Return each line of the listing that contains the string "true".

++++ Dataset excerpts

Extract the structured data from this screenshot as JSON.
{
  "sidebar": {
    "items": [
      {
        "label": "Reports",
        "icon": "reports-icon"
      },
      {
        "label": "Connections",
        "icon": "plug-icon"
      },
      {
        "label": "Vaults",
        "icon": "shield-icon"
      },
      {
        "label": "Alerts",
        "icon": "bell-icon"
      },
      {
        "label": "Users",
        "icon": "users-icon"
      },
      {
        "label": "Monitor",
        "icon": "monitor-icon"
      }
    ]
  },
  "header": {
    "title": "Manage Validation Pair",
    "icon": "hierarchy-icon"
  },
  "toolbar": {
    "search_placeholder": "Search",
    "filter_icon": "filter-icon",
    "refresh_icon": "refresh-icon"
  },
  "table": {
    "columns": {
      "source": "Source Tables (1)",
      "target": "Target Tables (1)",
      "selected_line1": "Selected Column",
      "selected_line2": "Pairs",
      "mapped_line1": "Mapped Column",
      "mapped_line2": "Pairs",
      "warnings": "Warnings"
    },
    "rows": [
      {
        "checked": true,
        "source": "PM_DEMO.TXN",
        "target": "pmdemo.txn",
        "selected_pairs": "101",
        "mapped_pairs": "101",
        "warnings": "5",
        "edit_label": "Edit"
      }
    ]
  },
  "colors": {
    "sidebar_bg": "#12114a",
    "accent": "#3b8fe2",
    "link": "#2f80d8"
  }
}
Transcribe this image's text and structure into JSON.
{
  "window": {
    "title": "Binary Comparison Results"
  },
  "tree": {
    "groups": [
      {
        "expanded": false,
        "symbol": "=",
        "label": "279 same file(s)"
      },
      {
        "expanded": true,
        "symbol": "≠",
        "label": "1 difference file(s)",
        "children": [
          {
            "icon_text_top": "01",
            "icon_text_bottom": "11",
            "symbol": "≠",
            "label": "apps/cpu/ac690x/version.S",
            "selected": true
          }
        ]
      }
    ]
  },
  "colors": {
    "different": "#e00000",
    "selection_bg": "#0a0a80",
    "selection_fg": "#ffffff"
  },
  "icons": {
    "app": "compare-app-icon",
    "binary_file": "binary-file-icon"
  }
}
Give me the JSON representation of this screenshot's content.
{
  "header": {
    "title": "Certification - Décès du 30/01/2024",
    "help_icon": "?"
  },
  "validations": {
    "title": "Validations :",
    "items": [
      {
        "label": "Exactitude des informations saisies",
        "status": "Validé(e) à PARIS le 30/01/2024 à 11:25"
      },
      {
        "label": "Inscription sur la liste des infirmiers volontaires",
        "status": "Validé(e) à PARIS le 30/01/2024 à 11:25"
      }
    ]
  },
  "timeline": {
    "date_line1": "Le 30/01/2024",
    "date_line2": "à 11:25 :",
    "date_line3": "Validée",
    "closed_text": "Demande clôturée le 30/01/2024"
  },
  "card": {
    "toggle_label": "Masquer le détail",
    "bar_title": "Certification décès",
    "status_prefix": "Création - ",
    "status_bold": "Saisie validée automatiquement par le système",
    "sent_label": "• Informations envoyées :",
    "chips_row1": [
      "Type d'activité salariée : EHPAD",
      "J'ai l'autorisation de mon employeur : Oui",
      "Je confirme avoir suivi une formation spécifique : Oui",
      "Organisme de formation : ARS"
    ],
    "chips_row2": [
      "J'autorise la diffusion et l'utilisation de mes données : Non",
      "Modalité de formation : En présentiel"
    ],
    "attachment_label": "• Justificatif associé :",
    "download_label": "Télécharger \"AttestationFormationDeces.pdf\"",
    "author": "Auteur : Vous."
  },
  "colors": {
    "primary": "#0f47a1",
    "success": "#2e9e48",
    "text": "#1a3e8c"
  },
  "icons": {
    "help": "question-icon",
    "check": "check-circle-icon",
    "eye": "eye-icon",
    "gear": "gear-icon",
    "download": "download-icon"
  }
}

++++++++

The reply:
        "checked": true,
        "expanded": true,
            "selected": true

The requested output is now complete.